- What you have to do -
Output an exact reproduction of the data.

- Information provided -
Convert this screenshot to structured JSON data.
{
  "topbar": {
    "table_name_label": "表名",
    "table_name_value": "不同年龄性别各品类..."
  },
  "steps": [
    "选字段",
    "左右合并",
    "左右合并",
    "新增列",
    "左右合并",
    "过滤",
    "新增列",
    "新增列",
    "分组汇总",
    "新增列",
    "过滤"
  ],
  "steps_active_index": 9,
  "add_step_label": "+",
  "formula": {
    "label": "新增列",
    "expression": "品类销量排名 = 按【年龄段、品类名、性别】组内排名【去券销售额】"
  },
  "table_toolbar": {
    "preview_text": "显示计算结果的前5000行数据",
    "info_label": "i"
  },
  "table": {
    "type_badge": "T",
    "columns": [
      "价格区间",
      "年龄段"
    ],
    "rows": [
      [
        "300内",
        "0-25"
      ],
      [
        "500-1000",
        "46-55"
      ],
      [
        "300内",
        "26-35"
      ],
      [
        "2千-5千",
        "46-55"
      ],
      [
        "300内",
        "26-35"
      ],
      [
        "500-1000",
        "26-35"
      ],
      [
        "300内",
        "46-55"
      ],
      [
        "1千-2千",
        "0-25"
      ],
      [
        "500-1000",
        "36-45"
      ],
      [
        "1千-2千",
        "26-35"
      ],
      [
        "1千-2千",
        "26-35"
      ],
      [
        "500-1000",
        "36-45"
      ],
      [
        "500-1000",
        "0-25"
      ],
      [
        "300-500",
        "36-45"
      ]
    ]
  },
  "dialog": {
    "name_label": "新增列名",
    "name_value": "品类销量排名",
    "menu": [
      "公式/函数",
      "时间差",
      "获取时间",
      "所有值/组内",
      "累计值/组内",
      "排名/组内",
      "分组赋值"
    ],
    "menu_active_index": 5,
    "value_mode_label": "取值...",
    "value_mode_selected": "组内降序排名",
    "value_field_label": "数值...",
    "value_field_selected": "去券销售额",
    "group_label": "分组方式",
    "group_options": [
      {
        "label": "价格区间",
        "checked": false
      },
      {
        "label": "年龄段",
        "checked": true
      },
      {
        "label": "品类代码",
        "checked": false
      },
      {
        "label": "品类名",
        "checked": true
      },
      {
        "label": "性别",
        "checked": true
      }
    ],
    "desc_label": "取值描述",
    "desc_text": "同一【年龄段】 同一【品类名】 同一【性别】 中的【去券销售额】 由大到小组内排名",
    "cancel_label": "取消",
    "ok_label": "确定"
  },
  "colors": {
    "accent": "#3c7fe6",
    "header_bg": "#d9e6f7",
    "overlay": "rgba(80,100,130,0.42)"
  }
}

- Solution to the exercise -
Convert this screenshot to structured JSON data.
{
  "topbar": {
    "table_name_label": "表名",
    "table_name_value": "不同年龄性别各品类..."
  },
  "steps": [
    "选字段",
    "左右合并",
    "左右合并",
    "新增列",
    "左右合并",
    "过滤",
    "新增列",
    "新增列",
    "分组汇总",
    "新增列",
    "过滤"
  ],
  "steps_active_index": 9,
  "add_step_label": "+",
  "formula": {
    "label": "新增列",
    "expression": "品类销量排名 = 按【年龄段、品类名、性别】组内排名【去券销售额】"
  },
  "table_toolbar": {
    "preview_text": "显示计算结果的前5000行数据",
    "info_label": "i"
  },
  "table": {
    "type_badge": "T",
    "columns": [
      "价格区间",
      "年龄段"
    ],
    "rows": [
      [
        "300内",
        "0-25"
      ],
      [
        "500-1000",
        "46-55"
      ],
      [
        "300内",
        "26-35"
      ],
      [
        "2千-5千",
        "46-55"
      ],
      [
        "300内",
        "26-35"
      ],
      [
        "500-1000",
        "26-35"
      ],
      [
        "300内",
        "46-55"
      ],
      [
        "1千-2千",
        "0-25"
      ],
      [
        "500-1000",
        "36-45"
      ],
      [
        "1千-2千",
        "26-35"
      ],
      [
        "1千-2千",
        "26-35"
      ],
      [
        "500-1000",
        "36-45"
      ],
      [
        "500-1000",
        "0-25"
      ],
      [
        "300-500",
        "36-45"
      ]
    ]
  },
  "dialog": {
    "name_label": "新增列名",
    "name_value": "品类销量排名",
    "menu": [
      "公式/函数",
      "时间差",
      "获取时间",
      "所有值/组内",
      "累计值/组内",
      "排名/组内",
      "分组赋值"
    ],
    "menu_active_index": 5,
    "value_mode_label": "取值...",
    "value_mode_selected": "组内降序排名",
    "value_field_label": "数值...",
    "value_field_selected": "去券销售额",
    "group_label": "分组方式",
    "group_options": [
      {
        "label": "价格区间",
        "checked": false
      },
      {
        "label": "年龄段",
        "checked": true
      },
      {
        "label": "品类代码",
        "checked": false
      },
      {
        "label": "品类名",
        "checked": true
      },
      {
        "label": "性别",
        "checked": true
      }
    ],
    "desc_label": "取值描述",
    "desc_text": "同一【年龄段】 同一【品类名】 同一【性别】 中的【去券销售额】 由大到小组内排名",
    "cancel_label": "取消",
    "ok_label": "确定"
  },
  "colors": {
    "accent": "#3c7fe6",
    "header_bg": "#d9e6f7",
    "overlay": "rgba(80,100,130,0.42)"
  }
}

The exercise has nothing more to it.